■ Task statement: Omit every picture and output the rest of the records exactly as they are.
___ Data supplied
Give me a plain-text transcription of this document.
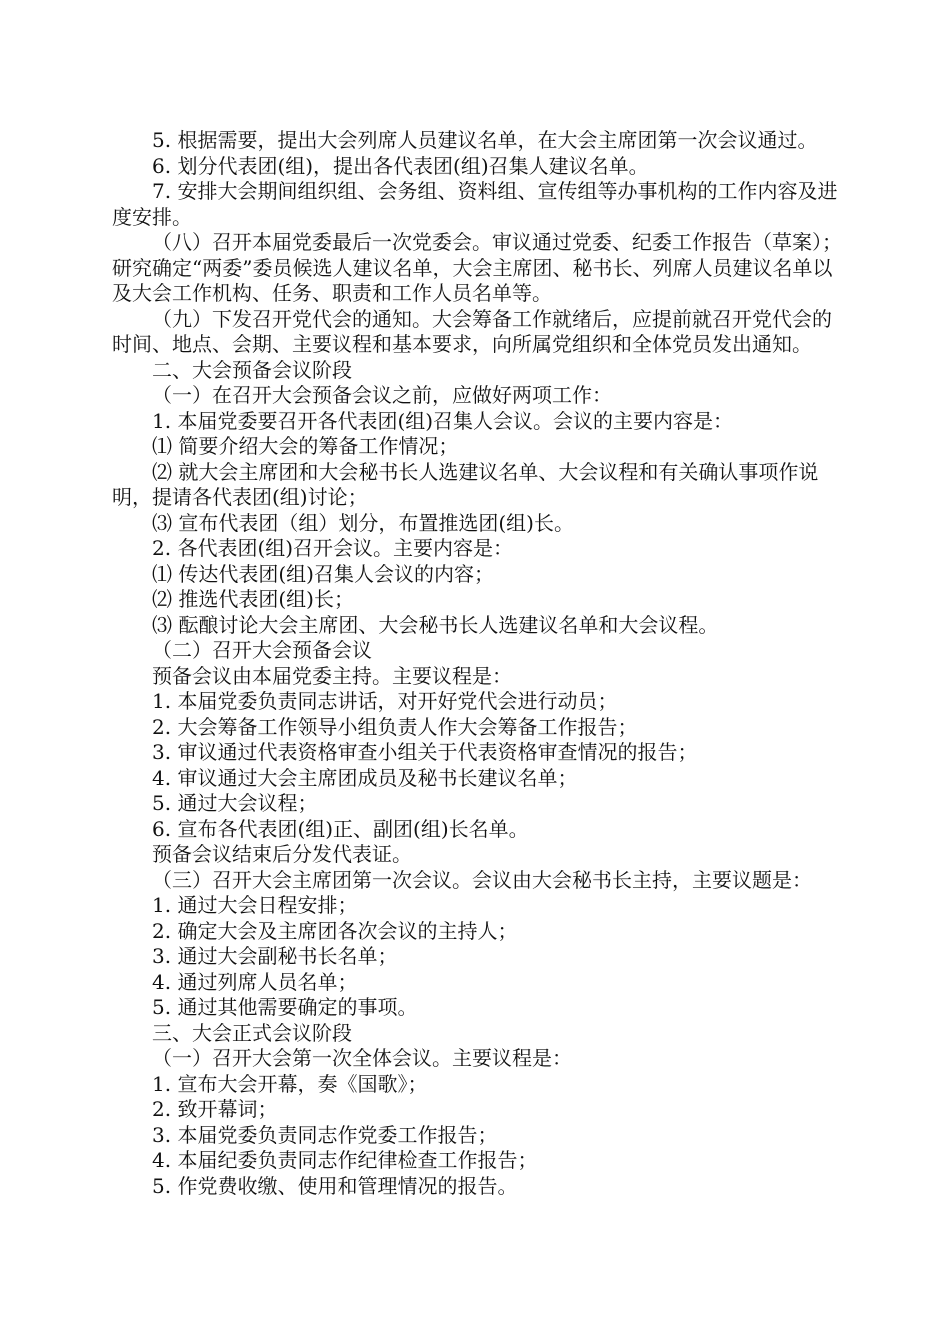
5. 根据需要，提出大会列席人员建议名单，在大会主席团第一次会议通过。

6. 划分代表团(组)，提出各代表团(组)召集人建议名单。

7. 安排大会期间组织组、会务组、资料组、宣传组等办事机构的工作内容及进度安排。

（八）召开本届党委最后一次党委会。审议通过党委、纪委工作报告（草案）；研究确定“两委”委员候选人建议名单，大会主席团、秘书长、列席人员建议名单以及大会工作机构、任务、职责和工作人员名单等。

（九）下发召开党代会的通知。大会筹备工作就绪后，应提前就召开党代会的时间、地点、会期、主要议程和基本要求，向所属党组织和全体党员发出通知。

二、大会预备会议阶段

（一）在召开大会预备会议之前，应做好两项工作：

1. 本届党委要召开各代表团(组)召集人会议。会议的主要内容是：

⑴ 简要介绍大会的筹备工作情况；

⑵ 就大会主席团和大会秘书长人选建议名单、大会议程和有关确认事项作说明，提请各代表团(组)讨论；

⑶ 宣布代表团（组）划分，布置推选团(组)长。

2. 各代表团(组)召开会议。主要内容是：

⑴ 传达代表团(组)召集人会议的内容；

⑵ 推选代表团(组)长；

⑶ 酝酿讨论大会主席团、大会秘书长人选建议名单和大会议程。

（二）召开大会预备会议

预备会议由本届党委主持。主要议程是：

1. 本届党委负责同志讲话，对开好党代会进行动员；

2. 大会筹备工作领导小组负责人作大会筹备工作报告；

3. 审议通过代表资格审查小组关于代表资格审查情况的报告；

4. 审议通过大会主席团成员及秘书长建议名单；

5. 通过大会议程；

6. 宣布各代表团(组)正、副团(组)长名单。

预备会议结束后分发代表证。

（三）召开大会主席团第一次会议。会议由大会秘书长主持，主要议题是：

1. 通过大会日程安排；

2. 确定大会及主席团各次会议的主持人；

3. 通过大会副秘书长名单；

4. 通过列席人员名单；

5. 通过其他需要确定的事项。

三、大会正式会议阶段

（一）召开大会第一次全体会议。主要议程是：

1. 宣布大会开幕，奏《国歌》；

2. 致开幕词；

3. 本届党委负责同志作党委工作报告；

4. 本届纪委负责同志作纪律检查工作报告；

5. 作党费收缴、使用和管理情况的报告。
______
■ Correct answer:
Give me a plain-text transcription of this document.
5. 根据需要，提出大会列席人员建议名单，在大会主席团第一次会议通过。

6. 划分代表团(组)，提出各代表团(组)召集人建议名单。

7. 安排大会期间组织组、会务组、资料组、宣传组等办事机构的工作内容及进度安排。

（八）召开本届党委最后一次党委会。审议通过党委、纪委工作报告（草案）；研究确定“两委”委员候选人建议名单，大会主席团、秘书长、列席人员建议名单以及大会工作机构、任务、职责和工作人员名单等。

（九）下发召开党代会的通知。大会筹备工作就绪后，应提前就召开党代会的时间、地点、会期、主要议程和基本要求，向所属党组织和全体党员发出通知。

二、大会预备会议阶段

（一）在召开大会预备会议之前，应做好两项工作：

1. 本届党委要召开各代表团(组)召集人会议。会议的主要内容是：

⑴ 简要介绍大会的筹备工作情况；

⑵ 就大会主席团和大会秘书长人选建议名单、大会议程和有关确认事项作说明，提请各代表团(组)讨论；

⑶ 宣布代表团（组）划分，布置推选团(组)长。

2. 各代表团(组)召开会议。主要内容是：

⑴ 传达代表团(组)召集人会议的内容；

⑵ 推选代表团(组)长；

⑶ 酝酿讨论大会主席团、大会秘书长人选建议名单和大会议程。

（二）召开大会预备会议

预备会议由本届党委主持。主要议程是：

1. 本届党委负责同志讲话，对开好党代会进行动员；

2. 大会筹备工作领导小组负责人作大会筹备工作报告；

3. 审议通过代表资格审查小组关于代表资格审查情况的报告；

4. 审议通过大会主席团成员及秘书长建议名单；

5. 通过大会议程；

6. 宣布各代表团(组)正、副团(组)长名单。

预备会议结束后分发代表证。

（三）召开大会主席团第一次会议。会议由大会秘书长主持，主要议题是：

1. 通过大会日程安排；

2. 确定大会及主席团各次会议的主持人；

3. 通过大会副秘书长名单；

4. 通过列席人员名单；

5. 通过其他需要确定的事项。

三、大会正式会议阶段

（一）召开大会第一次全体会议。主要议程是：

1. 宣布大会开幕，奏《国歌》；

2. 致开幕词；

3. 本届党委负责同志作党委工作报告；

4. 本届纪委负责同志作纪律检查工作报告；

5. 作党费收缴、使用和管理情况的报告。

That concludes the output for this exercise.